[Start]

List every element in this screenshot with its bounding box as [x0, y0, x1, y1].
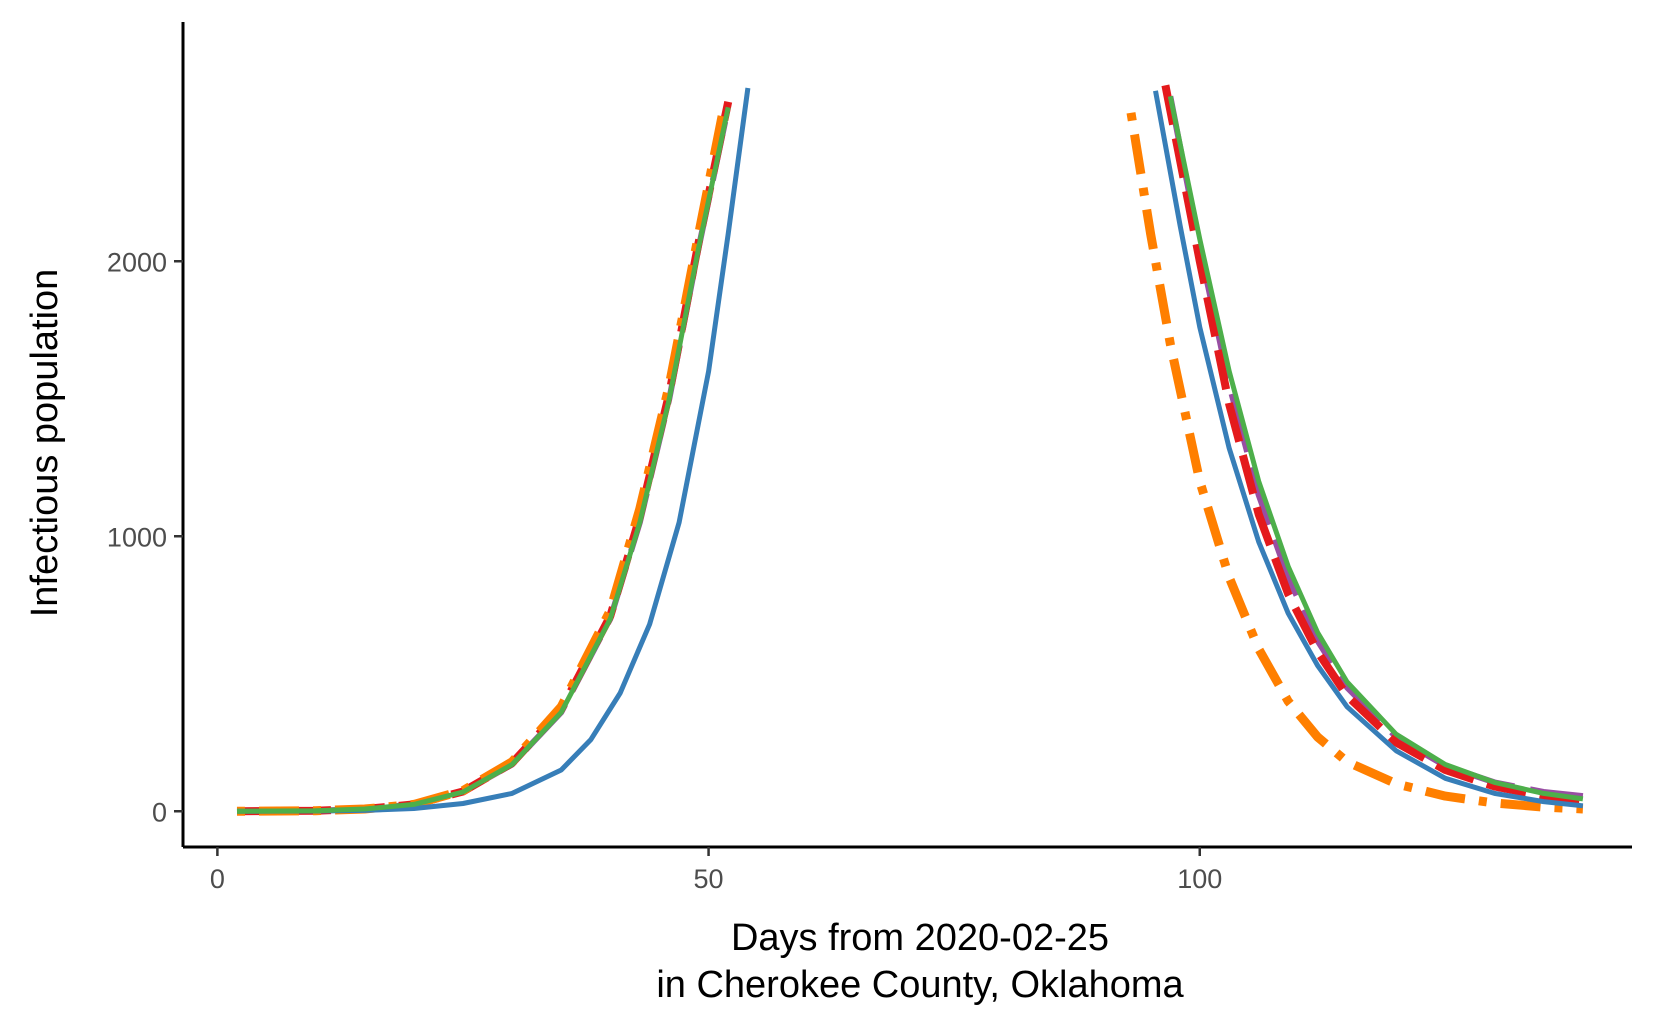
- y-tick-label: 0: [152, 797, 167, 827]
- x-tick-label: 50: [694, 864, 724, 894]
- x-axis-title-line2: in Cherokee County, Oklahoma: [656, 964, 1184, 1006]
- series-3-line-segment-2: [1126, 112, 1584, 814]
- series-4-line-segment-2: [1153, 90, 1584, 809]
- x-tick-label: 100: [1177, 864, 1222, 894]
- series-5-line-segment-2: [1167, 95, 1584, 802]
- y-axis-title: Infectious population: [24, 269, 66, 618]
- series-4-line-segment-1: [236, 87, 751, 814]
- series-1-line-segment-2: [1167, 95, 1584, 800]
- y-tick-label: 2000: [107, 247, 167, 277]
- series-5-line-segment-1: [236, 106, 731, 814]
- plot-area: [236, 84, 1584, 816]
- x-tick-label: 0: [210, 864, 225, 894]
- y-tick-label: 1000: [107, 522, 167, 552]
- x-axis-title-line1: Days from 2020-02-25: [731, 917, 1109, 959]
- series-2-line-segment-2: [1161, 84, 1584, 806]
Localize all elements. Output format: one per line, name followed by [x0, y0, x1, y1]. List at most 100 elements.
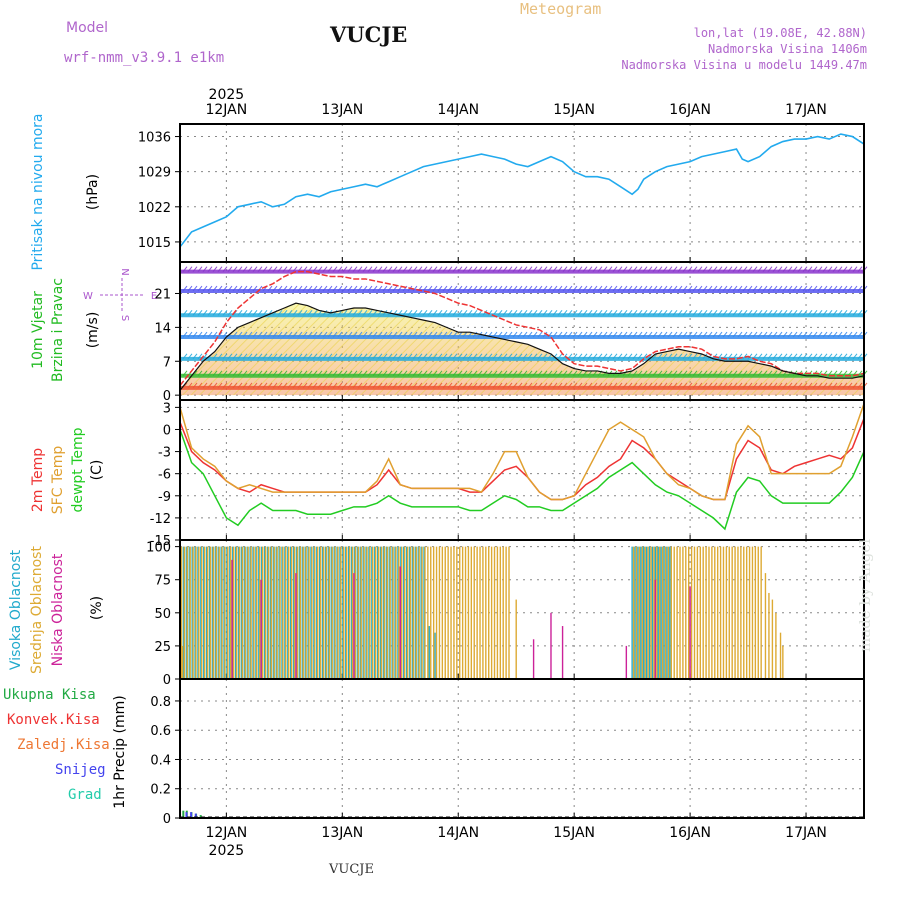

[End]

SHORT EXERCISE: Give every line of the material above as a Markdown table with the columns No. and Text, numbering the rows in order and skipping blank lines. Leave out the pictures.

RESULT OF THIS TASK:
| No. | Text |
|---|---|
| 1 | List every element in this screenshot with its bounding box as [x0, y0, x1, y1]. |
| 2 | - y-tick-label: 0: [152, 797, 167, 827] |
| 3 | - x-tick-label: 50: [694, 864, 724, 894] |
| 4 | - x-axis-title-line2: in Cherokee County, Oklahoma: [656, 964, 1184, 1006] |
| 5 | - series-3-line-segment-2: [1126, 112, 1584, 814] |
| 6 | - series-4-line-segment-2: [1153, 90, 1584, 809] |
| 7 | - x-tick-label: 100: [1177, 864, 1222, 894] |
| 8 | - series-5-line-segment-2: [1167, 95, 1584, 802] |
| 9 | - y-axis-title: Infectious population: [24, 269, 66, 618] |
| 10 | - series-4-line-segment-1: [236, 87, 751, 814] |
| 11 | - series-1-line-segment-2: [1167, 95, 1584, 800] |
| 12 | - y-tick-label: 2000: [107, 247, 167, 277] |
| 13 | - series-5-line-segment-1: [236, 106, 731, 814] |
| 14 | - plot-area: [236, 84, 1584, 816] |
| 15 | - x-tick-label: 0: [210, 864, 225, 894] |
| 16 | - y-tick-label: 1000: [107, 522, 167, 552] |
| 17 | - x-axis-title-line1: Days from 2020-02-25: [731, 917, 1109, 959] |
| 18 | - series-2-line-segment-2: [1161, 84, 1584, 806] |
| 19 | Localize all elements. Output format: one per line, name followed by [x0, y0, x1, y1]. List at most 100 elements. |